• **Passage given**:
━━━━━━━━━━━━━━━━━━━━━━━━━━━━━━
I have spent a lot of money and time fixing this house to be my home. I did not do cheapo "flip" repairs. I just have to move. My loss is your gain.

Pics at:

http://upload.pbase.com/edit_gallery/jenamartin/house

I'll get some more pics up in a few days.

Jena


----------



## FalconDance (Feb 4, 2007)

(pics don't work - says I have to login to edit  )


----------



## Pony (Jan 6, 2003)

FalconDance said:


> (pics don't work - says I have to login to edit  )



Click on "View This Gallery" and they'll show up.

Pony!


----------



## FalconDance (Feb 4, 2007)

Thanks, Pony.

It's the flamingos that will sell this house, I'm telling you! Who could resist flamingos?!?


----------



## Pony (Jan 6, 2003)

FalconDance said:


> Thanks, Pony.
> 
> It's the flamingos that will sell this house, I'm telling you! Who could resist flamingos?!?



I was going to ask specifically if the flamingos come with the house... Or maybe they should go along with Elfie on his trip? BWAhahahaha!

Pony!


----------



## Jena (Aug 13, 2003)

I will include the flamingos, along with "Cochise", the concrete native american on the front porch. Come to think of it, you all can have the "The Smith Family" sign that used to grace the porch AND the...um...flipping finger ceramic hand (if you get my drift) that was found in the junk left by the previous owner.
━━━━━━━━━━━━━━━━━━━━━━━━━━━━━━
(Image region annotations)

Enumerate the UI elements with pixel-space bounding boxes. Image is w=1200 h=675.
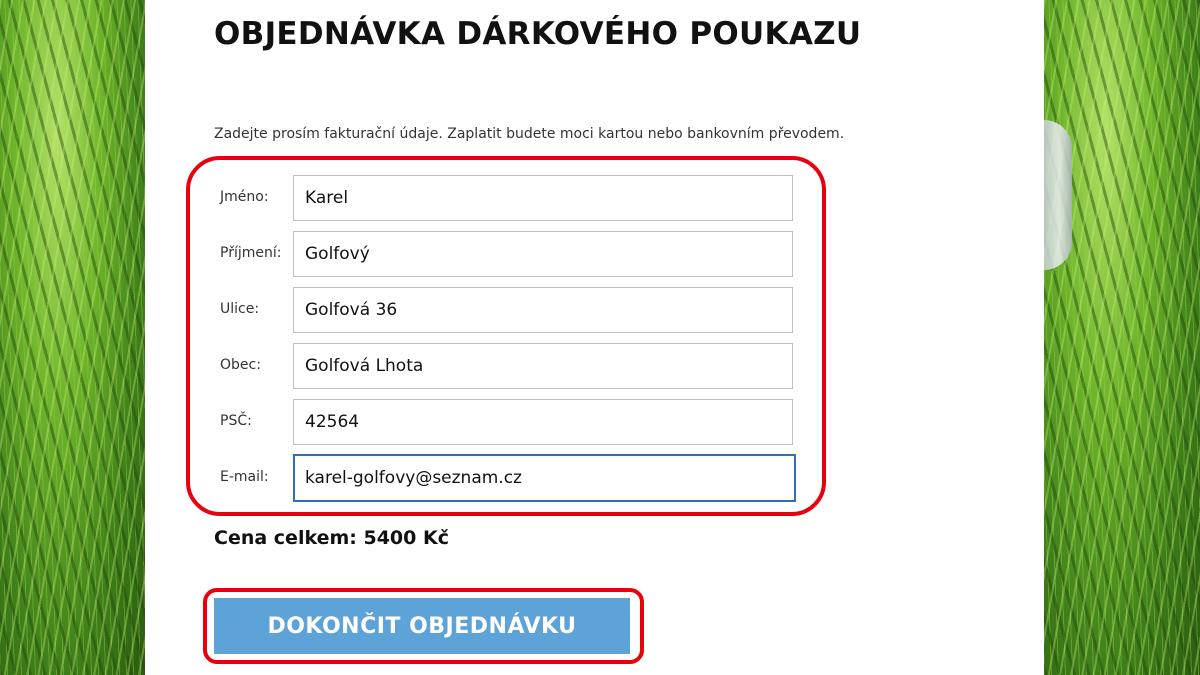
last-name-label: Příjmení: <box>220 245 282 261</box>
postal-code-input[interactable] <box>293 399 793 445</box>
field-row-postal-code: PSČ: <box>220 399 800 445</box>
complete-order-button[interactable]: DOKONČIT OBJEDNÁVKU <box>214 598 630 654</box>
first-name-input[interactable] <box>293 175 793 221</box>
postal-code-label: PSČ: <box>220 413 252 429</box>
total-price: Cena celkem: 5400 Kč <box>214 527 449 549</box>
field-row-first-name: Jméno: <box>220 175 800 221</box>
street-input[interactable] <box>293 287 793 333</box>
email-input[interactable] <box>293 454 796 502</box>
field-row-email: E-mail: <box>220 454 800 502</box>
order-panel: OBJEDNÁVKA DÁRKOVÉHO POUKAZU Zadejte pro… <box>145 0 1044 675</box>
city-label: Obec: <box>220 357 261 373</box>
street-label: Ulice: <box>220 301 260 317</box>
page-title: OBJEDNÁVKA DÁRKOVÉHO POUKAZU <box>214 16 862 52</box>
first-name-label: Jméno: <box>220 189 269 205</box>
intro-text: Zadejte prosím fakturační údaje. Zaplati… <box>214 126 845 142</box>
field-row-last-name: Příjmení: <box>220 231 800 277</box>
grass-background-left <box>0 0 145 675</box>
field-row-street: Ulice: <box>220 287 800 333</box>
grass-background-right <box>1044 0 1200 675</box>
last-name-input[interactable] <box>293 231 793 277</box>
city-input[interactable] <box>293 343 793 389</box>
field-row-city: Obec: <box>220 343 800 389</box>
email-label: E-mail: <box>220 469 269 485</box>
golf-ball-image <box>1044 120 1072 270</box>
━━━━━━━━━━━━━━━━━━━━━━━━━━━━━━
Please answer these questions about the house-sale thread:
1. What message did FalconDance get when trying to view the pics?
2. What did Pony say to click on so the pics would show up?
3. What name does Jena give the concrete native american on the front porch?

1. It said FalconDance had to log in to edit.
2. "View This Gallery"
3. "Cochise"